### Instruction
Duplicate every line of the listing below as it stands, leaving out the pictures.

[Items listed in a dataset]
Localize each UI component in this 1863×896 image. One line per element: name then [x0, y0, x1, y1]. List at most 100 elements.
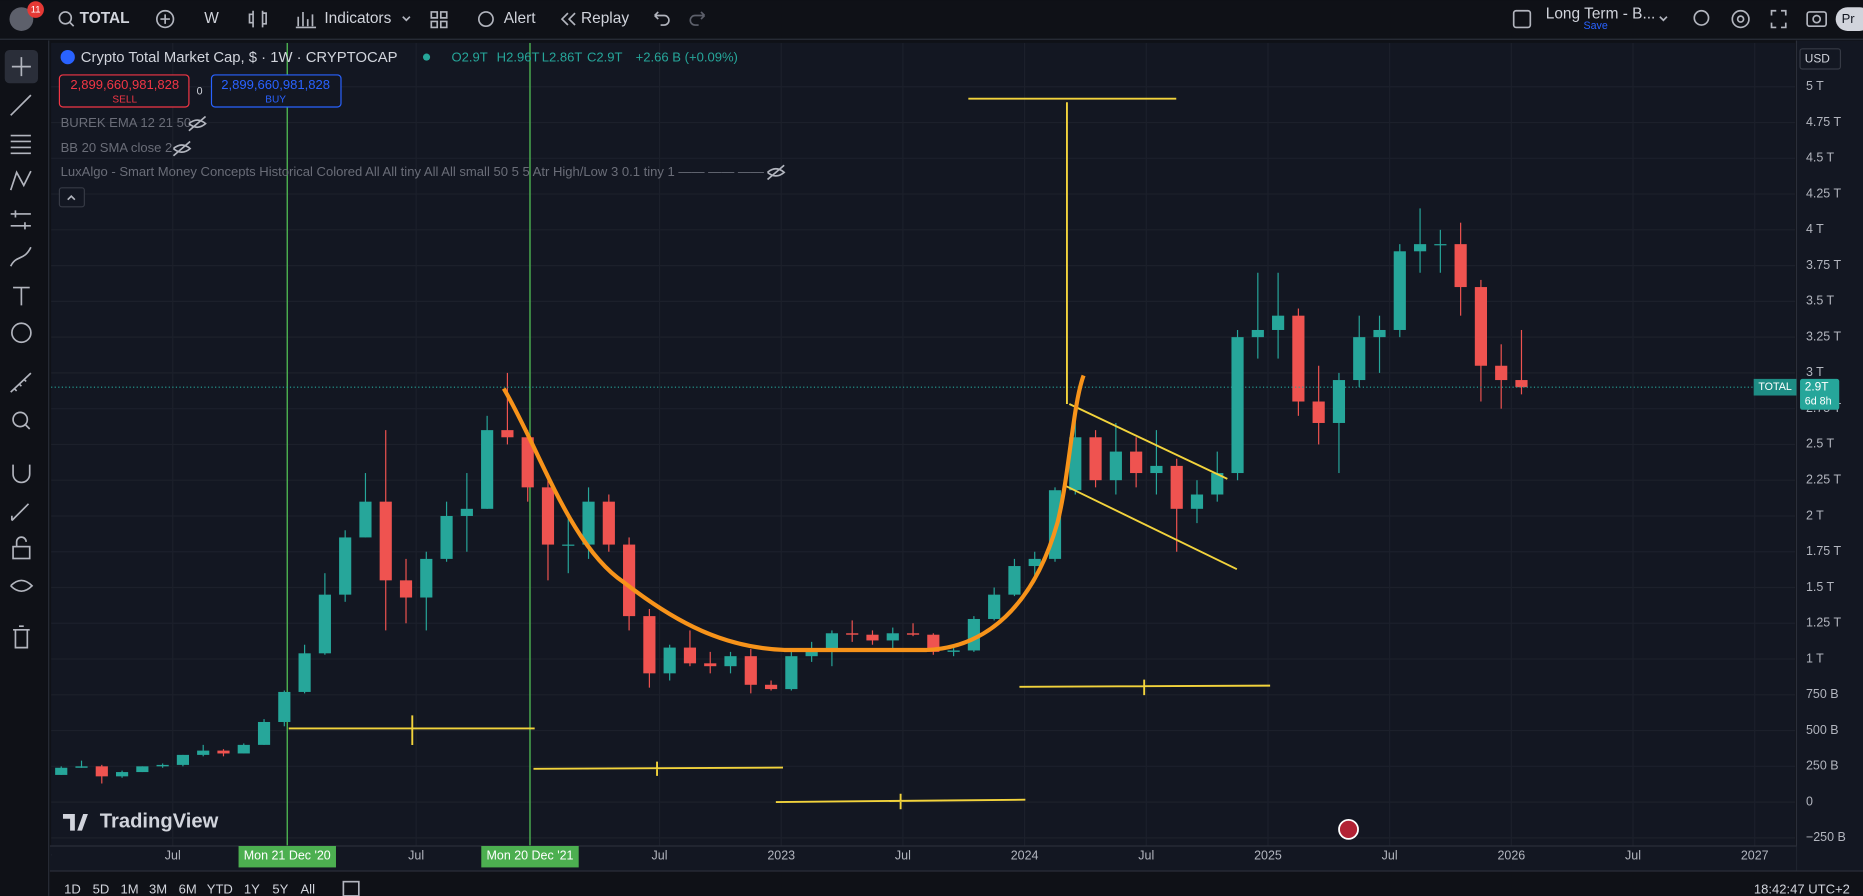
projection-tool[interactable]: [10, 210, 31, 230]
range-button[interactable]: 3M: [149, 881, 167, 896]
visibility-toggle[interactable]: [188, 115, 207, 132]
replay-button[interactable]: Replay: [581, 10, 629, 27]
indicators-icon[interactable]: [295, 11, 317, 29]
x-tick-label: 2027: [1741, 848, 1769, 862]
sell-button[interactable]: [58, 74, 190, 108]
candle-body: [379, 501, 392, 581]
pattern-tool[interactable]: [9, 170, 32, 191]
zoom-tool[interactable]: [12, 411, 29, 428]
profile-button[interactable]: [1835, 7, 1863, 31]
candle-body: [805, 651, 818, 657]
candle-body: [460, 508, 473, 516]
indicator-legend[interactable]: BB 20 SMA close 2: [61, 140, 173, 155]
symbol-tag-label: TOTAL: [1758, 381, 1792, 393]
badge-count: 11: [31, 5, 41, 16]
event-flag[interactable]: [1338, 818, 1359, 840]
range-line[interactable]: [775, 793, 1026, 810]
y-tick-label: 750 B: [1806, 687, 1839, 701]
range-line[interactable]: [1019, 679, 1271, 696]
candle-body: [1272, 315, 1285, 330]
symbol-tag: [1753, 378, 1797, 396]
interval[interactable]: W: [204, 10, 219, 27]
y-tick-label: 2.25 T: [1806, 472, 1842, 486]
avatar[interactable]: [9, 7, 34, 31]
date-marker-box: [481, 846, 579, 868]
buy-button[interactable]: [210, 74, 342, 108]
layout-name[interactable]: Long Term - B...: [1546, 5, 1656, 22]
candle-body: [866, 634, 879, 641]
candle-body: [1211, 473, 1224, 495]
chevron[interactable]: [1659, 16, 1668, 22]
quick-search[interactable]: [1693, 9, 1710, 26]
alert-icon[interactable]: [477, 11, 494, 28]
zoom-icon: [24, 423, 31, 430]
range-line[interactable]: [533, 761, 783, 776]
candle-body: [947, 650, 960, 652]
lock-tool[interactable]: [12, 545, 31, 560]
candle-body: [136, 766, 149, 773]
candle-body: [1170, 465, 1183, 509]
indicators-button[interactable]: Indicators: [324, 10, 391, 27]
ruler-tool[interactable]: [10, 372, 32, 393]
range-button[interactable]: 6M: [179, 881, 197, 896]
indicator-legend[interactable]: LuxAlgo - Smart Money Concepts Historica…: [61, 164, 765, 179]
fib-tool[interactable]: [10, 134, 31, 155]
profile-label: Pr: [1842, 11, 1856, 26]
layout-icon[interactable]: [1512, 9, 1532, 29]
range-button[interactable]: YTD: [207, 881, 233, 896]
symbol-logo: [60, 49, 75, 65]
emoji-tool[interactable]: [11, 322, 32, 344]
candle-body: [582, 501, 595, 545]
visibility-toggle[interactable]: [766, 164, 786, 181]
redo[interactable]: [689, 11, 706, 26]
text-tool[interactable]: [13, 286, 30, 306]
candle-body: [602, 501, 615, 545]
range-button[interactable]: 1M: [120, 881, 138, 896]
y-tick-label: 4.25 T: [1806, 186, 1842, 200]
channel[interactable]: [1062, 403, 1238, 571]
symbol[interactable]: TOTAL: [80, 10, 130, 27]
magnet-tool[interactable]: [12, 464, 31, 484]
range-button[interactable]: All: [300, 881, 315, 896]
y-tick-label: 1.25 T: [1806, 616, 1842, 630]
range-button[interactable]: 1D: [64, 881, 81, 896]
fullscreen[interactable]: [1770, 9, 1787, 29]
chart-type[interactable]: [248, 10, 267, 28]
undo[interactable]: [654, 11, 670, 26]
candle-body: [1231, 337, 1244, 474]
indicator-legend[interactable]: BUREK EMA 12 21 50: [61, 115, 192, 130]
legend-high: H2.96T: [497, 50, 540, 65]
remove-tool[interactable]: [13, 625, 30, 649]
currency-box[interactable]: [1799, 48, 1842, 70]
replay-icon[interactable]: [560, 12, 576, 26]
candle-body: [1413, 244, 1427, 252]
add-symbol[interactable]: [156, 9, 175, 29]
stay-drawing[interactable]: [11, 503, 30, 522]
layouts[interactable]: [430, 11, 448, 29]
range-line[interactable]: [288, 715, 535, 746]
search-icon[interactable]: [58, 11, 73, 25]
range-button[interactable]: 5Y: [272, 881, 288, 896]
brush-tool[interactable]: [9, 246, 32, 267]
time-axis-bg: [49, 846, 1797, 871]
range-button[interactable]: 1Y: [244, 881, 260, 896]
range-button[interactable]: 5D: [93, 881, 110, 896]
hide-tool[interactable]: [10, 579, 34, 592]
alert-button[interactable]: Alert: [504, 10, 536, 27]
visibility-toggle[interactable]: [172, 140, 192, 157]
legend-title[interactable]: Crypto Total Market Cap, $ · 1W · CRYPTO…: [81, 50, 398, 66]
trendline-tool[interactable]: [10, 94, 32, 116]
lock-icon: [15, 536, 27, 547]
x-tick-label: Jul: [652, 848, 668, 862]
snapshot[interactable]: [1806, 11, 1827, 28]
legend-close: C2.9T: [587, 50, 623, 65]
crosshair-tool[interactable]: [11, 57, 31, 77]
candle-body: [55, 767, 68, 775]
cup-curve[interactable]: [501, 374, 1086, 653]
x-tick-label: 2025: [1254, 848, 1282, 862]
projection-line[interactable]: [968, 97, 1177, 405]
settings[interactable]: [1731, 9, 1750, 29]
chevron[interactable]: [402, 16, 411, 22]
candle-body: [1393, 251, 1406, 330]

### Output of the exercise
Localize each UI component in this 1863×896 image. One line per element: name then [x0, y0, x1, y1]. List at most 100 elements.
projection-tool[interactable]: [10, 210, 31, 230]
range-button[interactable]: 3M: [149, 881, 167, 896]
visibility-toggle[interactable]: [188, 115, 207, 132]
replay-button[interactable]: Replay: [581, 10, 629, 27]
indicators-icon[interactable]: [295, 11, 317, 29]
x-tick-label: 2027: [1741, 848, 1769, 862]
sell-button[interactable]: [58, 74, 190, 108]
candle-body: [379, 501, 392, 581]
pattern-tool[interactable]: [9, 170, 32, 191]
zoom-tool[interactable]: [12, 411, 29, 428]
profile-button[interactable]: [1835, 7, 1863, 31]
candle-body: [805, 651, 818, 657]
candle-body: [460, 508, 473, 516]
indicator-legend[interactable]: BB 20 SMA close 2: [61, 140, 173, 155]
symbol-tag-label: TOTAL: [1758, 381, 1792, 393]
badge-count: 11: [31, 5, 41, 16]
event-flag[interactable]: [1338, 818, 1359, 840]
range-line[interactable]: [775, 793, 1026, 810]
y-tick-label: 750 B: [1806, 687, 1839, 701]
range-line[interactable]: [1019, 679, 1271, 696]
candle-body: [1272, 315, 1285, 330]
symbol-tag: [1753, 378, 1797, 396]
interval[interactable]: W: [204, 10, 219, 27]
y-tick-label: 2.25 T: [1806, 472, 1842, 486]
avatar[interactable]: [9, 7, 34, 31]
date-marker-box: [481, 846, 579, 868]
buy-button[interactable]: [210, 74, 342, 108]
layout-name[interactable]: Long Term - B...: [1546, 5, 1656, 22]
candle-body: [866, 634, 879, 641]
candle-body: [1211, 473, 1224, 495]
chevron[interactable]: [1659, 16, 1668, 22]
quick-search[interactable]: [1693, 9, 1710, 26]
alert-icon[interactable]: [477, 11, 494, 28]
zoom-icon: [24, 423, 31, 430]
range-line[interactable]: [533, 761, 783, 776]
candle-body: [947, 650, 960, 652]
lock-tool[interactable]: [12, 545, 31, 560]
candle-body: [136, 766, 149, 773]
candle-body: [1170, 465, 1183, 509]
indicators-button[interactable]: Indicators: [324, 10, 391, 27]
ruler-tool[interactable]: [10, 372, 32, 393]
range-button[interactable]: 6M: [179, 881, 197, 896]
indicator-legend[interactable]: LuxAlgo - Smart Money Concepts Historica…: [61, 164, 765, 179]
fib-tool[interactable]: [10, 134, 31, 155]
profile-label: Pr: [1842, 11, 1856, 26]
layout-icon[interactable]: [1512, 9, 1532, 29]
range-button[interactable]: YTD: [207, 881, 233, 896]
symbol-logo: [60, 49, 75, 65]
emoji-tool[interactable]: [11, 322, 32, 344]
candle-body: [582, 501, 595, 545]
visibility-toggle[interactable]: [766, 164, 786, 181]
redo[interactable]: [689, 11, 706, 26]
text-tool[interactable]: [13, 286, 30, 306]
candle-body: [602, 501, 615, 545]
range-button[interactable]: 1M: [120, 881, 138, 896]
y-tick-label: 4.25 T: [1806, 186, 1842, 200]
channel[interactable]: [1062, 403, 1238, 571]
symbol[interactable]: TOTAL: [80, 10, 130, 27]
magnet-tool[interactable]: [12, 464, 31, 484]
range-button[interactable]: All: [300, 881, 315, 896]
y-tick-label: 1.25 T: [1806, 616, 1842, 630]
range-button[interactable]: 1D: [64, 881, 81, 896]
fullscreen[interactable]: [1770, 9, 1787, 29]
chart-type[interactable]: [248, 10, 267, 28]
undo[interactable]: [654, 11, 670, 26]
candle-body: [1231, 337, 1244, 474]
indicator-legend[interactable]: BUREK EMA 12 21 50: [61, 115, 192, 130]
legend-high: H2.96T: [497, 50, 540, 65]
remove-tool[interactable]: [13, 625, 30, 649]
currency-box[interactable]: [1799, 48, 1842, 70]
replay-icon[interactable]: [560, 12, 576, 26]
candle-body: [1413, 244, 1427, 252]
add-symbol[interactable]: [156, 9, 175, 29]
stay-drawing[interactable]: [11, 503, 30, 522]
layouts[interactable]: [430, 11, 448, 29]
range-line[interactable]: [288, 715, 535, 746]
search-icon[interactable]: [58, 11, 73, 25]
range-button[interactable]: 5Y: [272, 881, 288, 896]
brush-tool[interactable]: [9, 246, 32, 267]
time-axis-bg: [49, 846, 1797, 871]
range-button[interactable]: 1Y: [244, 881, 260, 896]
range-button[interactable]: 5D: [93, 881, 110, 896]
hide-tool[interactable]: [10, 579, 34, 592]
alert-button[interactable]: Alert: [504, 10, 536, 27]
visibility-toggle[interactable]: [172, 140, 192, 157]
legend-title[interactable]: Crypto Total Market Cap, $ · 1W · CRYPTO…: [81, 50, 398, 66]
trendline-tool[interactable]: [10, 94, 32, 116]
lock-icon: [15, 536, 27, 547]
x-tick-label: Jul: [652, 848, 668, 862]
snapshot[interactable]: [1806, 11, 1827, 28]
legend-close: C2.9T: [587, 50, 623, 65]
crosshair-tool[interactable]: [11, 57, 31, 77]
candle-body: [55, 767, 68, 775]
cup-curve[interactable]: [501, 374, 1086, 653]
x-tick-label: 2025: [1254, 848, 1282, 862]
projection-line[interactable]: [968, 97, 1177, 405]
settings[interactable]: [1731, 9, 1750, 29]
chevron[interactable]: [402, 16, 411, 22]
candle-body: [1393, 251, 1406, 330]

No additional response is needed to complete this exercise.